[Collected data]
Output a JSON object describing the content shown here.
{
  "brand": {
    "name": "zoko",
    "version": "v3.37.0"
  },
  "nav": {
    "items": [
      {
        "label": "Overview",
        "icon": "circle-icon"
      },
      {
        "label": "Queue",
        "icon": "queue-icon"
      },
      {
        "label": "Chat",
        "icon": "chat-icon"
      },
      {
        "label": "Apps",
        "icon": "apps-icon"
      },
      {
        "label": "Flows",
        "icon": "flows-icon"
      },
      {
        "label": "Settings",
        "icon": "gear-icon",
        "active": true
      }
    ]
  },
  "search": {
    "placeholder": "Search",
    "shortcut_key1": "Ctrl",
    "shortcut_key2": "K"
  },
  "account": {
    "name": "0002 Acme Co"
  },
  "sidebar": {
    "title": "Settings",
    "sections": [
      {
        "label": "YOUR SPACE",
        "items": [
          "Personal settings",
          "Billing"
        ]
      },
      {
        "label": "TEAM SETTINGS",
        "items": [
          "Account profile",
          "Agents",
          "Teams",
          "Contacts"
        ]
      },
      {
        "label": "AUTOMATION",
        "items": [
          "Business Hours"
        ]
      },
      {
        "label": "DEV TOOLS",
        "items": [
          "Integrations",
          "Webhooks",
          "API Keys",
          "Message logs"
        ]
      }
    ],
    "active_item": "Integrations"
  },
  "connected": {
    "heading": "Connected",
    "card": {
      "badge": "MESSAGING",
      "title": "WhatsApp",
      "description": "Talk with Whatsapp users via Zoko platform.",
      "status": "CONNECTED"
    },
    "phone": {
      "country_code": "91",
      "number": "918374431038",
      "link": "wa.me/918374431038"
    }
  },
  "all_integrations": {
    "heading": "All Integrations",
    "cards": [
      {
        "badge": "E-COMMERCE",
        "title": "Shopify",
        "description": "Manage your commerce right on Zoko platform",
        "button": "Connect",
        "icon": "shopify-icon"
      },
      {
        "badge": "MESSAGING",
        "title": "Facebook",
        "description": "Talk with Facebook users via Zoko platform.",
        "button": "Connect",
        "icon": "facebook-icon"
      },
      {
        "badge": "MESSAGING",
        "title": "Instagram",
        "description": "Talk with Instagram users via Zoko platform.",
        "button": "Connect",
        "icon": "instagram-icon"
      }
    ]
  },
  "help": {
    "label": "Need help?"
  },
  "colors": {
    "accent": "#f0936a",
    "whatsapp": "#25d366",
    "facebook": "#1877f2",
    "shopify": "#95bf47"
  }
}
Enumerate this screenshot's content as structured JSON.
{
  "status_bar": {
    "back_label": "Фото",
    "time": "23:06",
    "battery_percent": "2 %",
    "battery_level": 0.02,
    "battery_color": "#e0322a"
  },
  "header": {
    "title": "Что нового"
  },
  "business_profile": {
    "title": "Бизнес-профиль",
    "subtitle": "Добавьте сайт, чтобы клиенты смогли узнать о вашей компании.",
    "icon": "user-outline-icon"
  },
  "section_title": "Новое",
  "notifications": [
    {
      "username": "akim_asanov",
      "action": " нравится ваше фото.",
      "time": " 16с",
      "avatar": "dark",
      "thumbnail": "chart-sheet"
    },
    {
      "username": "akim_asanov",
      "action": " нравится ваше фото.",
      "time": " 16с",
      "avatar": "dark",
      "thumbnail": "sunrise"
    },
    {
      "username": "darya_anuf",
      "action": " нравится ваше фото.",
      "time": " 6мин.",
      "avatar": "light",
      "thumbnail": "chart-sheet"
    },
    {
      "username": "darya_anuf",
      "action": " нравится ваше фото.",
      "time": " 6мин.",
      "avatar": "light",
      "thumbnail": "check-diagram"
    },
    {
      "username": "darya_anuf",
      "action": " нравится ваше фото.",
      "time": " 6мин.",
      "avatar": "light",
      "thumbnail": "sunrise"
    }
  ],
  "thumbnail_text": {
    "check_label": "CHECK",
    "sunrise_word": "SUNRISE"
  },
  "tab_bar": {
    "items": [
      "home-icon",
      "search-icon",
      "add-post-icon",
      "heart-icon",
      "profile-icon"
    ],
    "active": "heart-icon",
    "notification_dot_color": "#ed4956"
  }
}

▶ **EXERCISE REQUIREMENTS**: Using the material above, state how many lines include the string "heading". Answer with a single number.

▶ **FULL RESPONSE**: 2